Source records:
— start —

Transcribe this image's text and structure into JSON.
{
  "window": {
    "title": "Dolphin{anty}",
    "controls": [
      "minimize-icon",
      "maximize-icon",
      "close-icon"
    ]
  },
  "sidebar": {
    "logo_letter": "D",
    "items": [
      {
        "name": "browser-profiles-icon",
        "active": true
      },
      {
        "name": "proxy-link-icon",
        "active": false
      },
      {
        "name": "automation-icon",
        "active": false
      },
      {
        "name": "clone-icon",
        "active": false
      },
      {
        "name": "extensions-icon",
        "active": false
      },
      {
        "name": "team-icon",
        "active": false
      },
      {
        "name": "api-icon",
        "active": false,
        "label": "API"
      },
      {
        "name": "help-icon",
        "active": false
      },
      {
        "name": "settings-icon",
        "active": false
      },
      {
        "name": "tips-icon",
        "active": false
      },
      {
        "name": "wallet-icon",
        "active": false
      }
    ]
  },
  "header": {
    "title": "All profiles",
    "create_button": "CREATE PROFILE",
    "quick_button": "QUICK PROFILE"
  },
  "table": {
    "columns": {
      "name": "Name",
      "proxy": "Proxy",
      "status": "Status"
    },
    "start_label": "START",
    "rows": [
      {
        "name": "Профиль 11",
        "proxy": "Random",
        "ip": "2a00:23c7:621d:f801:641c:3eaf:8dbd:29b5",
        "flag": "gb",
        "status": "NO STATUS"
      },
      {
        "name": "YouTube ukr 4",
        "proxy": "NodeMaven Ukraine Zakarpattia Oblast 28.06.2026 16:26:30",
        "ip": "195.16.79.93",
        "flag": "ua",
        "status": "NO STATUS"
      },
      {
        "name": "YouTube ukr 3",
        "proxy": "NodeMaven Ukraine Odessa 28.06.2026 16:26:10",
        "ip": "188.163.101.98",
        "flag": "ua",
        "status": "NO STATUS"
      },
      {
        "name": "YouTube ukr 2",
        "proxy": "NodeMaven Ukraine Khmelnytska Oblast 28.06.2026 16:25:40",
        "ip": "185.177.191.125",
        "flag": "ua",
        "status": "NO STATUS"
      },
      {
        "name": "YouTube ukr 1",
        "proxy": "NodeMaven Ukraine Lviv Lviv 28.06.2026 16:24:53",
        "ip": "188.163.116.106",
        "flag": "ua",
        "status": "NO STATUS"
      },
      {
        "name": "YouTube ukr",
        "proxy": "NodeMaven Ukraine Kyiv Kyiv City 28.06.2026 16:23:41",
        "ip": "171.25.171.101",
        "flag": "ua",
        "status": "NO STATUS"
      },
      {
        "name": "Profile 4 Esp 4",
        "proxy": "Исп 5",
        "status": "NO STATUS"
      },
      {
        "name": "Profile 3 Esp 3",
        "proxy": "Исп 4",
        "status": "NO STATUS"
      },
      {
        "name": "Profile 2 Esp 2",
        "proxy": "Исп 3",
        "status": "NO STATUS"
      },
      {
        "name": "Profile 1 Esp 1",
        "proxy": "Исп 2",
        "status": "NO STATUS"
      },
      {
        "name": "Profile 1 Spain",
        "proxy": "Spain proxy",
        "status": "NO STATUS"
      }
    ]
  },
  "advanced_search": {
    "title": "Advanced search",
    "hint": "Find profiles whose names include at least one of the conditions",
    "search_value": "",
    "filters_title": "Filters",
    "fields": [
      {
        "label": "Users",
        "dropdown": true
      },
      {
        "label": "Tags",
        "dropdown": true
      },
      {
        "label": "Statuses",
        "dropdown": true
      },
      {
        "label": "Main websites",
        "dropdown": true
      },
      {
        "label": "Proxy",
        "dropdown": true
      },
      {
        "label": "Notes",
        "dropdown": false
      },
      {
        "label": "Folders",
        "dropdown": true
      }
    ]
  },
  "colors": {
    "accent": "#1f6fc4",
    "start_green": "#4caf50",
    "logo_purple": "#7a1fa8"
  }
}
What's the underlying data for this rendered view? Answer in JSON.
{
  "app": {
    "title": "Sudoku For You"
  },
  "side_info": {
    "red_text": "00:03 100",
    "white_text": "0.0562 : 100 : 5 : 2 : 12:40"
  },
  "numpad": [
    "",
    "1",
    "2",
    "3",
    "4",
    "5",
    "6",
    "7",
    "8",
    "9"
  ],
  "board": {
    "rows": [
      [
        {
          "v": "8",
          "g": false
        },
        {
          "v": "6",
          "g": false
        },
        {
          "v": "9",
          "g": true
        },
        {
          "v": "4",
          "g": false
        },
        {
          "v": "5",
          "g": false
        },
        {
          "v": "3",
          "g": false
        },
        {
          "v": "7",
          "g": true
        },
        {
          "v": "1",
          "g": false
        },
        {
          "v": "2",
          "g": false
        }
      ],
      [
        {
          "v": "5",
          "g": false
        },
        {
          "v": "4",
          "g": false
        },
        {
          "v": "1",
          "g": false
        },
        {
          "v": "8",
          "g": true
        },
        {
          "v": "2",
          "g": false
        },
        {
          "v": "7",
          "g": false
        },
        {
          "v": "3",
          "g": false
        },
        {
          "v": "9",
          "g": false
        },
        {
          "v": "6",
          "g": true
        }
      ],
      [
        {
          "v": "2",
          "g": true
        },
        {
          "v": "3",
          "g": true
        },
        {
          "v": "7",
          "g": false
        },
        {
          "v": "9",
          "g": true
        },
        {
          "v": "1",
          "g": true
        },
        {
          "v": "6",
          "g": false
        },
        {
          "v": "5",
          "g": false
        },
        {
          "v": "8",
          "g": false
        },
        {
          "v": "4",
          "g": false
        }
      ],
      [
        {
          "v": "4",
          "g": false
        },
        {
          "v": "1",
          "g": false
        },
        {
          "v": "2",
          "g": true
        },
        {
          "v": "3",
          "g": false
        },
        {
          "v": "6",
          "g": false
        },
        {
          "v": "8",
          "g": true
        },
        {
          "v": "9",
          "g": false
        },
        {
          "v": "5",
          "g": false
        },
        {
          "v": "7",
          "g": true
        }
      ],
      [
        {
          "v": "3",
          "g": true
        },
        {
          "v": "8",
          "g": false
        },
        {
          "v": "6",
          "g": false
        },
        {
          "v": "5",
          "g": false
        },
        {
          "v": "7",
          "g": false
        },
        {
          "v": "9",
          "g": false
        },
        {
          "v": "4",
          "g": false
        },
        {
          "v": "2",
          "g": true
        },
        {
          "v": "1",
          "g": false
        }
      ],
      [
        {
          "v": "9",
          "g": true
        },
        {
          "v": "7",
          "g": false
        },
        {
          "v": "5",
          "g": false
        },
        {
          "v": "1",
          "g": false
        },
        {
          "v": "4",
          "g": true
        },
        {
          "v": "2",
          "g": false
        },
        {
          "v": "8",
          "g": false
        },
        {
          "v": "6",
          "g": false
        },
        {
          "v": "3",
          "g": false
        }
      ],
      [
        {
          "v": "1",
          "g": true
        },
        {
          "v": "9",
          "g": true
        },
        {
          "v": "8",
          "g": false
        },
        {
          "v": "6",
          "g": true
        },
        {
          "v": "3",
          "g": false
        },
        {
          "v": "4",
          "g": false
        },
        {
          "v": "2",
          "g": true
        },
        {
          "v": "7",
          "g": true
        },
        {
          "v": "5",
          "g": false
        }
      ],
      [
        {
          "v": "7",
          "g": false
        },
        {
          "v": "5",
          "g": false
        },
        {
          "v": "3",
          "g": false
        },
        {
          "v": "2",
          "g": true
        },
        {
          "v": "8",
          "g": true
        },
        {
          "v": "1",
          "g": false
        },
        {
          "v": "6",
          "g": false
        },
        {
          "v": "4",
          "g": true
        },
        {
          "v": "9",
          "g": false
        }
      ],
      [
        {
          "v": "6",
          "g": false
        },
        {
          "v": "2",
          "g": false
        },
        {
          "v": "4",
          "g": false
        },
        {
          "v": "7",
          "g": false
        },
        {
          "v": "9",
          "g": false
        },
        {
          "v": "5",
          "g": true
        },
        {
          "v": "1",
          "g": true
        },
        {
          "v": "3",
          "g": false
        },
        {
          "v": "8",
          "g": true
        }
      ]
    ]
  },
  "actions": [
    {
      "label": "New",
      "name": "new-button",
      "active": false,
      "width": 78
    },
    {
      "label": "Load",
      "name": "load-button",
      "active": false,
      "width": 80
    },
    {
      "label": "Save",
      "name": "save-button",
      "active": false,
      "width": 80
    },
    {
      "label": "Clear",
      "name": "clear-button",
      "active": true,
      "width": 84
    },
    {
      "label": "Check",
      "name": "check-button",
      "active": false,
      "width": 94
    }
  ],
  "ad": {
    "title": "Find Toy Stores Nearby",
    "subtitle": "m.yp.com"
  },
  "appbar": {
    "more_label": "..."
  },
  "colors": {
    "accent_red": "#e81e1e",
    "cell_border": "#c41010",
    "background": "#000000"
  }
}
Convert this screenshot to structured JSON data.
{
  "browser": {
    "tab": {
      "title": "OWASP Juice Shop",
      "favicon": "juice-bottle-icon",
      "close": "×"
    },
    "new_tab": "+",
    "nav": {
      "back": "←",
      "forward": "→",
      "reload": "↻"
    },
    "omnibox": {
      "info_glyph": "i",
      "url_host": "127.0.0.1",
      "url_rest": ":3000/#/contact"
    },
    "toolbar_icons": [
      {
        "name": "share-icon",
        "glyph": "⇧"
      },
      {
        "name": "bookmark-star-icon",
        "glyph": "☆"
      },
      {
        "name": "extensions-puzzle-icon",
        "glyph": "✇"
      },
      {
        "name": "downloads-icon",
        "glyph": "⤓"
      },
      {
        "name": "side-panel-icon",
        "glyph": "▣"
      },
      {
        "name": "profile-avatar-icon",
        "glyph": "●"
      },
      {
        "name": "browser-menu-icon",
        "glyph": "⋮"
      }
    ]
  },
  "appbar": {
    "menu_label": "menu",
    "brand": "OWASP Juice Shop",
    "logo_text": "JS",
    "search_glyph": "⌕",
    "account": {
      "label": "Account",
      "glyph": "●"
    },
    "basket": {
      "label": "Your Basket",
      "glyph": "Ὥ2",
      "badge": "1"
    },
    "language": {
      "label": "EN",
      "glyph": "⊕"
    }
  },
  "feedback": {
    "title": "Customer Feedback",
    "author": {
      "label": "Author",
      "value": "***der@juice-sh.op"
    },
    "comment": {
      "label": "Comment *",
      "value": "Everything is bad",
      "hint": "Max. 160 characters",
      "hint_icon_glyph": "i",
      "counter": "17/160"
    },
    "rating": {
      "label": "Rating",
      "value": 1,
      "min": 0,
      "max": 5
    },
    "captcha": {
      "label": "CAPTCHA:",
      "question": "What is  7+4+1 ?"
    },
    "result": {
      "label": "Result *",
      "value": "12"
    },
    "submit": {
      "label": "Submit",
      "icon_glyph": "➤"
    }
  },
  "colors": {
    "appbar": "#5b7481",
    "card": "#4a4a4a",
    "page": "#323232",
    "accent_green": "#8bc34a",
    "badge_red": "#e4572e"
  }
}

— end —

From the listing above, copy every line that holds the string "menu".

        "name": "browser-menu-icon",
    "menu_label": "menu",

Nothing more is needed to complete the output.